* start DATA ROWS *

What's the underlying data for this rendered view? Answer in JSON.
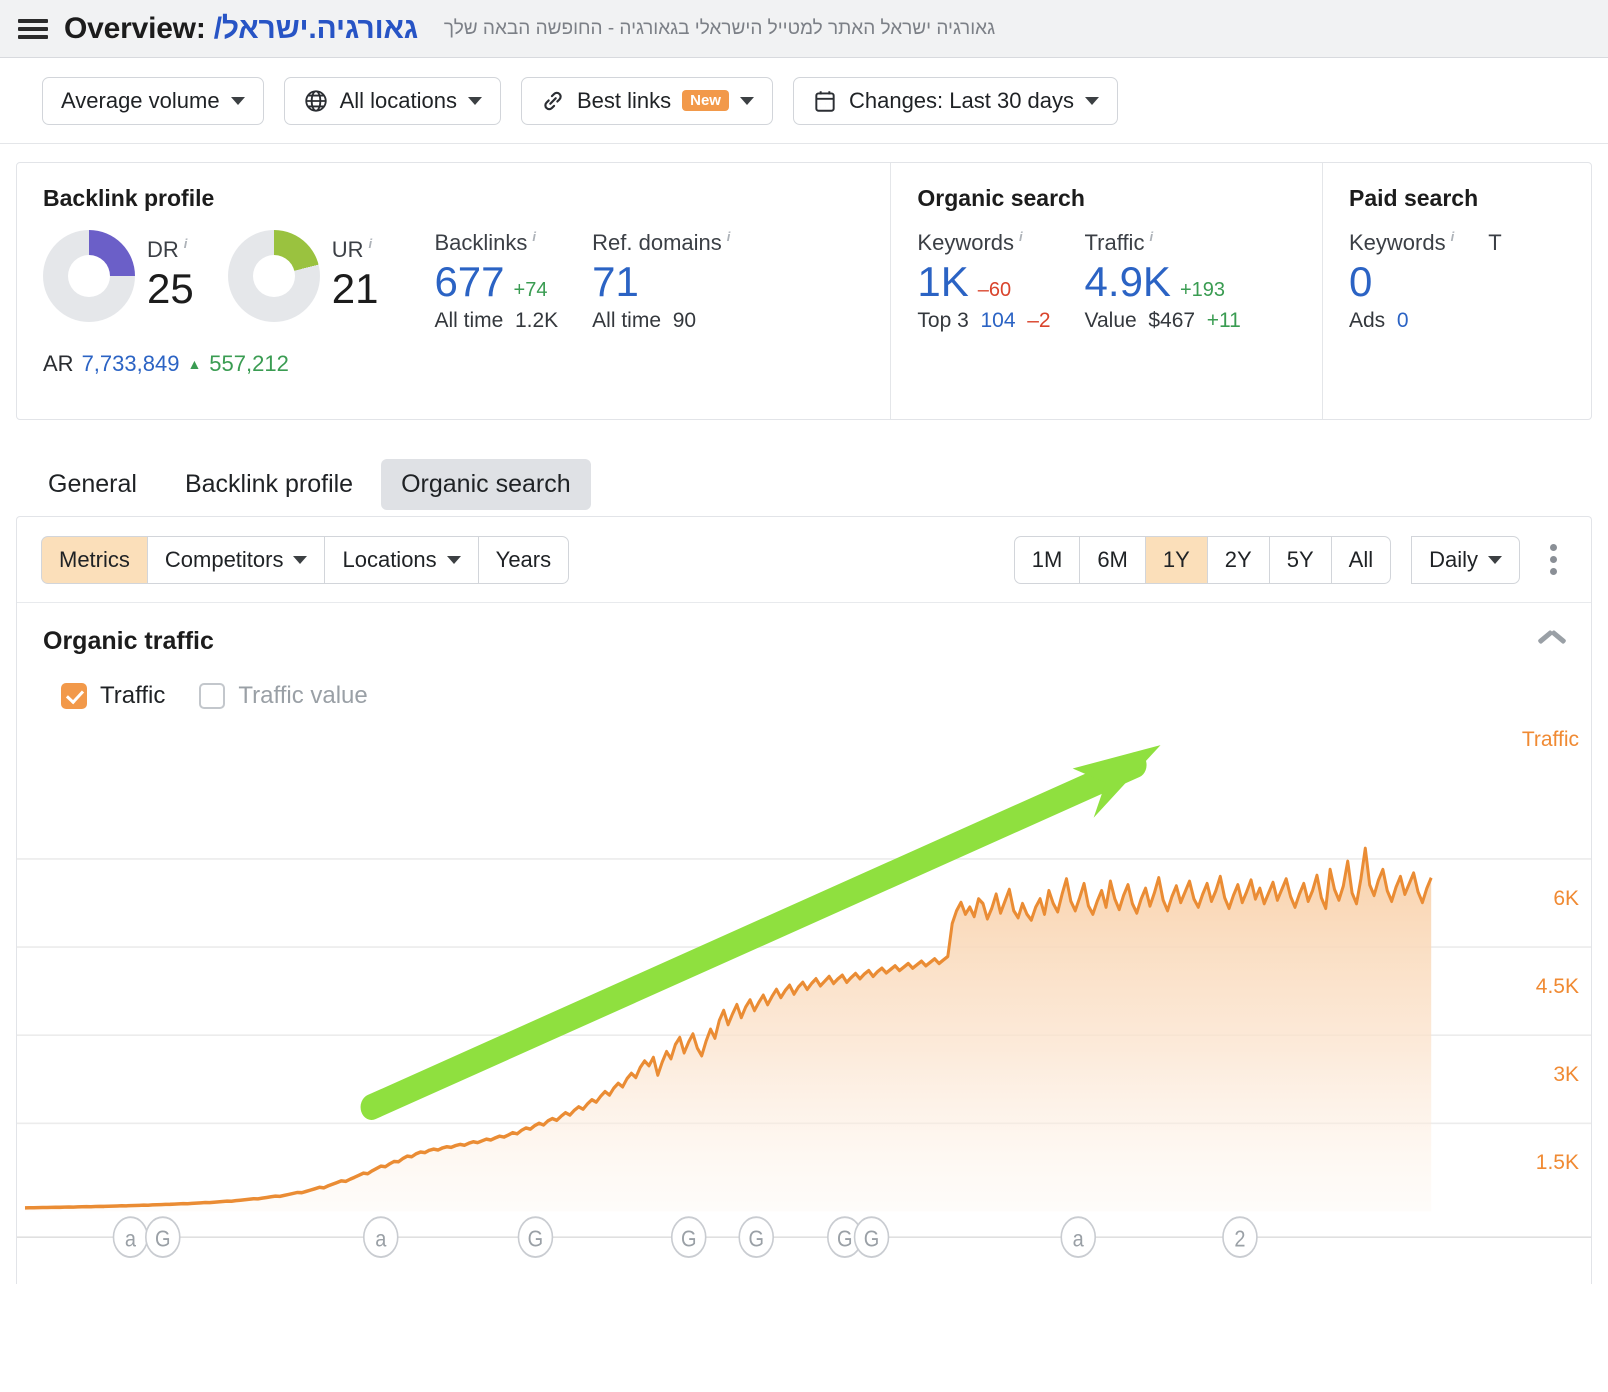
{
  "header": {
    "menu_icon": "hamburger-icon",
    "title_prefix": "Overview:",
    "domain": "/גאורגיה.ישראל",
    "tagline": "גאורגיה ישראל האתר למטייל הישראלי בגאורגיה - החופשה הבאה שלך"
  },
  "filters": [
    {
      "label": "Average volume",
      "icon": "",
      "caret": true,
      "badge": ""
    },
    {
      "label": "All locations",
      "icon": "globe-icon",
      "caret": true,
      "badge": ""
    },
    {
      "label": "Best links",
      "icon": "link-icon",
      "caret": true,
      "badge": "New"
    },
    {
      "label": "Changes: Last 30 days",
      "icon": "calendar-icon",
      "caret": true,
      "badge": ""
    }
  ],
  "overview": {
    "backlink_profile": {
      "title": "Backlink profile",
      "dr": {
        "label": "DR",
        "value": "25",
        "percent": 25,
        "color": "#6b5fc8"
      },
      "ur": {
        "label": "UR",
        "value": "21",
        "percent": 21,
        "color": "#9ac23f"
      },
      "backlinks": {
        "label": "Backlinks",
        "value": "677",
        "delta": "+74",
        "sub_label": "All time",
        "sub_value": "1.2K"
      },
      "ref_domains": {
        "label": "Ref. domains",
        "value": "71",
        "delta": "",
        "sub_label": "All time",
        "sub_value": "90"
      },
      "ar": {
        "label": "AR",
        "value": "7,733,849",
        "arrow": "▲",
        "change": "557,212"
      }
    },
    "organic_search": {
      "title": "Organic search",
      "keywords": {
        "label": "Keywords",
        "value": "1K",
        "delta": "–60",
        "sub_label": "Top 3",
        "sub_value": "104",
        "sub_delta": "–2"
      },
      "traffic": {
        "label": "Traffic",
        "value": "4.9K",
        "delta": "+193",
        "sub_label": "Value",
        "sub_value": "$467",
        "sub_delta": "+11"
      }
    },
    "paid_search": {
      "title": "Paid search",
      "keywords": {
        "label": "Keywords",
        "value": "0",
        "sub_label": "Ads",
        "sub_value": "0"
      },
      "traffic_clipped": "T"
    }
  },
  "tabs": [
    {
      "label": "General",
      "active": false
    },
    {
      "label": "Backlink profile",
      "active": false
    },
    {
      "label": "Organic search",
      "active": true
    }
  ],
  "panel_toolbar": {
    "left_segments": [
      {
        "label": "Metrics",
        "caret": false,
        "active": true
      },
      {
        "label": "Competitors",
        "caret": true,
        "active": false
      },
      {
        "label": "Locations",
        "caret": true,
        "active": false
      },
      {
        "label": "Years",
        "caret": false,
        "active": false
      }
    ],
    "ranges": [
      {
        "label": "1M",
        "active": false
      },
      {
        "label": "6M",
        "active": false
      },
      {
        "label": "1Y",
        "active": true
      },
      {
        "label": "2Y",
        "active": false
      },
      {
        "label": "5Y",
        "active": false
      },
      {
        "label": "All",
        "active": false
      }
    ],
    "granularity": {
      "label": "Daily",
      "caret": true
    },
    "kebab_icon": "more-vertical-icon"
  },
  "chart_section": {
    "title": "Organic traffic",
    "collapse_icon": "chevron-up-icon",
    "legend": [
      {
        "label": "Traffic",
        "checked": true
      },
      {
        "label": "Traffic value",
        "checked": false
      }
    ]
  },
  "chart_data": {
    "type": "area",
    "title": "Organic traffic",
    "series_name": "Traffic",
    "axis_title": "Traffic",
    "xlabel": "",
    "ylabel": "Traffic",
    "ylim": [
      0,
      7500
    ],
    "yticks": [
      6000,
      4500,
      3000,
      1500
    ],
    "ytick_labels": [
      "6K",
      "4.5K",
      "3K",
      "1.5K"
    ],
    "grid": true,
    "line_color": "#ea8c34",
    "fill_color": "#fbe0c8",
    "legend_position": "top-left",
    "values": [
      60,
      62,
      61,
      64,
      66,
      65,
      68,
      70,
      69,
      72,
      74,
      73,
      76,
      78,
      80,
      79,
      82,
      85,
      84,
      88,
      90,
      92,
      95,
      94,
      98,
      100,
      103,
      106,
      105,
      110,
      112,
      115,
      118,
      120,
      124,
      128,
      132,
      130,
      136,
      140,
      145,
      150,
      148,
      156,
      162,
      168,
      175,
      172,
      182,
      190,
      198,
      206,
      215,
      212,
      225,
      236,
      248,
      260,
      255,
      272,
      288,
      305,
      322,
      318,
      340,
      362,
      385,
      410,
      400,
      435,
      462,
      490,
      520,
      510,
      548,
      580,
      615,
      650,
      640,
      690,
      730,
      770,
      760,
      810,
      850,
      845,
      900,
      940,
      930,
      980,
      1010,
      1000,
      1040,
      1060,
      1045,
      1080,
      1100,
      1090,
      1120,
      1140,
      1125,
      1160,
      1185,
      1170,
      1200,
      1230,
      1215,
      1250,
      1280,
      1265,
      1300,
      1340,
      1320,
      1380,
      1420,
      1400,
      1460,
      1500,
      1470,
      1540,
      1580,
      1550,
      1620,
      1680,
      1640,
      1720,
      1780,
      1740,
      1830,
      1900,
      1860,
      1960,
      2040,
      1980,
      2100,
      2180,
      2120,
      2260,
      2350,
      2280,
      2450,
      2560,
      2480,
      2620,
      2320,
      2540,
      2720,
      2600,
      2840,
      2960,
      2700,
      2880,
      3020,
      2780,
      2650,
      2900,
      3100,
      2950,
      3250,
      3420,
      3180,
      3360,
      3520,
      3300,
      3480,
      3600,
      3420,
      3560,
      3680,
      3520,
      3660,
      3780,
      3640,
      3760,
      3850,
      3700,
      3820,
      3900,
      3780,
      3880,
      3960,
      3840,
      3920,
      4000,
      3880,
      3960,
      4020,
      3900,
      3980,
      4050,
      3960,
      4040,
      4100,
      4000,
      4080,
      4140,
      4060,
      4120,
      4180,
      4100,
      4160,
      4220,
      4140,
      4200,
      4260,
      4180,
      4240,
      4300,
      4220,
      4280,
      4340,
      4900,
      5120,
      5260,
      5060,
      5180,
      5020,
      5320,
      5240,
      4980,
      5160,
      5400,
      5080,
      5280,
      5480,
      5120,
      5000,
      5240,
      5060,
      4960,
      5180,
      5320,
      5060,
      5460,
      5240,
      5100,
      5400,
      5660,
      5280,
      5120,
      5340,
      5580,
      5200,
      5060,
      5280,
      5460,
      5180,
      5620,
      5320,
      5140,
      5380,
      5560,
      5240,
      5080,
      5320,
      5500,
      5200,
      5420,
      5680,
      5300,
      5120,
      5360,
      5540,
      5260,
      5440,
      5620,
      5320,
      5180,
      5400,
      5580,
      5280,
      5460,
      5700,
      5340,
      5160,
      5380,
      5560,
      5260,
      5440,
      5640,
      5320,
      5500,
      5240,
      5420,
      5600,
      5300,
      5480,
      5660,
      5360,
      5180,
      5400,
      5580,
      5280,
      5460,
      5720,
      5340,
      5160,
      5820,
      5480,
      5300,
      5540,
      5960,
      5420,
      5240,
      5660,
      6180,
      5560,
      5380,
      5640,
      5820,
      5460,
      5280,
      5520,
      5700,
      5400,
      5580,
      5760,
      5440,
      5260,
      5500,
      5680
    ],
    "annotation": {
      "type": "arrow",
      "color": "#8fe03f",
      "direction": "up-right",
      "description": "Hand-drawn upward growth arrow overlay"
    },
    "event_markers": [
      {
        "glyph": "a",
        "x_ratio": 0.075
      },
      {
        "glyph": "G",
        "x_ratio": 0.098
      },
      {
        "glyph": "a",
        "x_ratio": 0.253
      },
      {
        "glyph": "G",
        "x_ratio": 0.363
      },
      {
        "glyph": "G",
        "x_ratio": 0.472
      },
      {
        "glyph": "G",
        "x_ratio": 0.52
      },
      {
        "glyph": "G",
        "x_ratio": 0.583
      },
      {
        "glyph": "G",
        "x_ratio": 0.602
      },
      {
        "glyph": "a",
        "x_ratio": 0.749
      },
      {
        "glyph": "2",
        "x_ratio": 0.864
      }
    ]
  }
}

* end DATA ROWS *
* start DATA ROWS *

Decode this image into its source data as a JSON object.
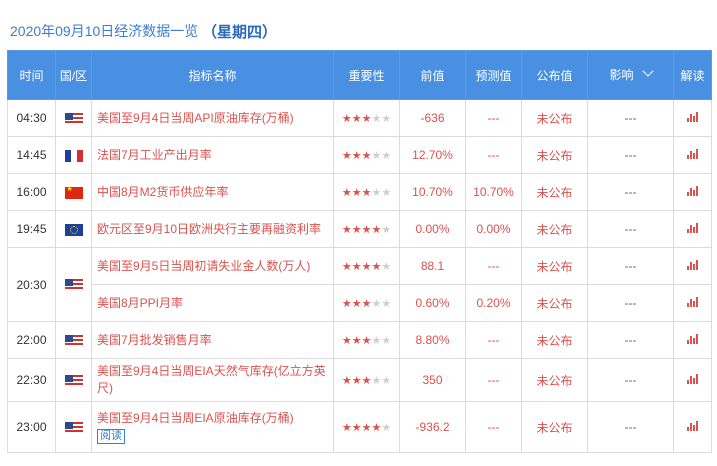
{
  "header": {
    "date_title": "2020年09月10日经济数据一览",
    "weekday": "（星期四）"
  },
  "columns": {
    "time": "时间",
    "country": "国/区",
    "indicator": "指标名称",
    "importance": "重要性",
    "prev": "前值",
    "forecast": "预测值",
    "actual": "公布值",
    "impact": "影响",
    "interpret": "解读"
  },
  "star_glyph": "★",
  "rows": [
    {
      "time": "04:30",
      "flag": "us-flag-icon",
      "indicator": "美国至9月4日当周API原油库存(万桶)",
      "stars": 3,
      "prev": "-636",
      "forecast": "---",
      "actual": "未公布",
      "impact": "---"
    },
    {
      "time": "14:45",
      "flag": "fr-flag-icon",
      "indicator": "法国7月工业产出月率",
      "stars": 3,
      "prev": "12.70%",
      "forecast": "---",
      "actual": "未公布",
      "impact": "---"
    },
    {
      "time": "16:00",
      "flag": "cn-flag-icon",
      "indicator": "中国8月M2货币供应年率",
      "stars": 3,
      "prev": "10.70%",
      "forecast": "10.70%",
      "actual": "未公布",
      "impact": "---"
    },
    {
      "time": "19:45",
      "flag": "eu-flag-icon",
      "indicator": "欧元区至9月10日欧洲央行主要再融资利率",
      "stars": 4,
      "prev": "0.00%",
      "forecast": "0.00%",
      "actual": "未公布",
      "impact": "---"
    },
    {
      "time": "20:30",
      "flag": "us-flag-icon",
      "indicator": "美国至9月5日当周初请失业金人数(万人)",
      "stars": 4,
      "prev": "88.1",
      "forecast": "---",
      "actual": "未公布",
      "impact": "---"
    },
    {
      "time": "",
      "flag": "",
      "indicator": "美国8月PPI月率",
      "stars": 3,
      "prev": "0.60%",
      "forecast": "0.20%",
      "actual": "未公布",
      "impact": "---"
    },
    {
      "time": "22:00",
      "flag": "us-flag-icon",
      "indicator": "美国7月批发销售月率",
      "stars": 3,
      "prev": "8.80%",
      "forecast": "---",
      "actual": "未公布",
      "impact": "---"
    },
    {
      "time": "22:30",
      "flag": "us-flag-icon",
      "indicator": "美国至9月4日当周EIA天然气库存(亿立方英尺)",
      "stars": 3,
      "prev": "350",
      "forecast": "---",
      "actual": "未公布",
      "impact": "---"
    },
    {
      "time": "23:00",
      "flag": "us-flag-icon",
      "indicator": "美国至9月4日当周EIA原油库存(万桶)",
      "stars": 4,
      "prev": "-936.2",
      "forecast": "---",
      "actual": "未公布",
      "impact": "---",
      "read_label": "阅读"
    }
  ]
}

* end DATA ROWS *

In the listing above, how many lines include the word "ישראל"? Answer with the number and nothing more.

> **EXPECTED ANSWER**: 2